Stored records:
+--

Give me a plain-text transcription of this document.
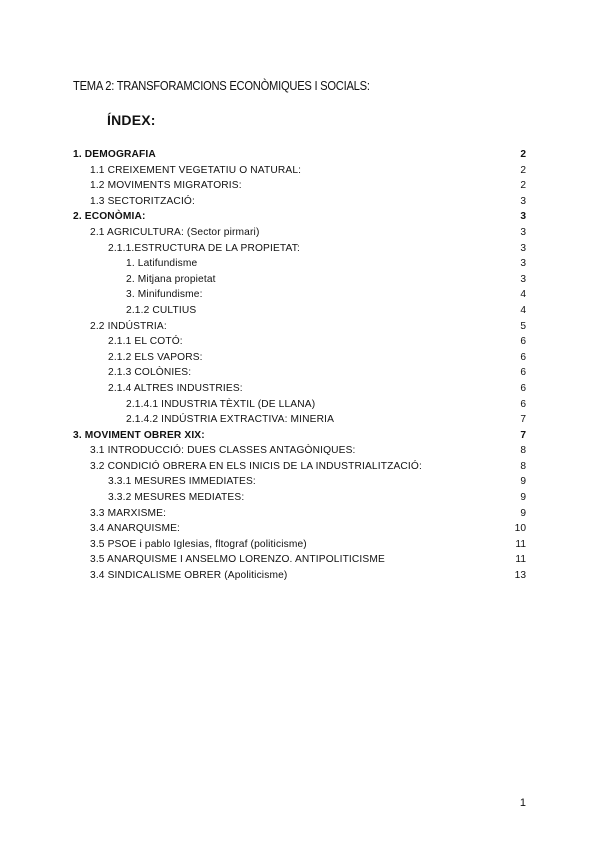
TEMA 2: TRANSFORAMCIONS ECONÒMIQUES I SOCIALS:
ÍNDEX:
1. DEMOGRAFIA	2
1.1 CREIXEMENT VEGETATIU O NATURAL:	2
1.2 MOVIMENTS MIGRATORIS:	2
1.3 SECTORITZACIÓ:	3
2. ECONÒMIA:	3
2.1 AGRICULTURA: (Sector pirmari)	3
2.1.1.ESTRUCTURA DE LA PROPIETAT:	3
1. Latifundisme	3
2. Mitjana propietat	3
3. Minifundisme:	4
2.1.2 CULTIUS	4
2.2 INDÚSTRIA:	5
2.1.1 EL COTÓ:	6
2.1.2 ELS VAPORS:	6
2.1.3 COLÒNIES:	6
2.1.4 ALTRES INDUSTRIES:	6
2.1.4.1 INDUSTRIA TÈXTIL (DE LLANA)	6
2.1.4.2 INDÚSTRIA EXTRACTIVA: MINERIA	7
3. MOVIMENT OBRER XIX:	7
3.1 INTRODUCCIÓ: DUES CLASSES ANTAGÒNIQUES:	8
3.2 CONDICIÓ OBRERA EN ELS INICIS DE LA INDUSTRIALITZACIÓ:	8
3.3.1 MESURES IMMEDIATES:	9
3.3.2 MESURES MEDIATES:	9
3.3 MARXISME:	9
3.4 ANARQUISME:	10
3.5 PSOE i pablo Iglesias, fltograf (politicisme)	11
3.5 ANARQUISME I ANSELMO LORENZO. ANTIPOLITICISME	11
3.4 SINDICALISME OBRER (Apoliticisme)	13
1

+--

Scan the data for the word "ANARQUISME" and copy every line where it shows up.

#### [Result of the task]
3.4 ANARQUISME:	10
3.5 ANARQUISME I ANSELMO LORENZO. ANTIPOLITICISME	11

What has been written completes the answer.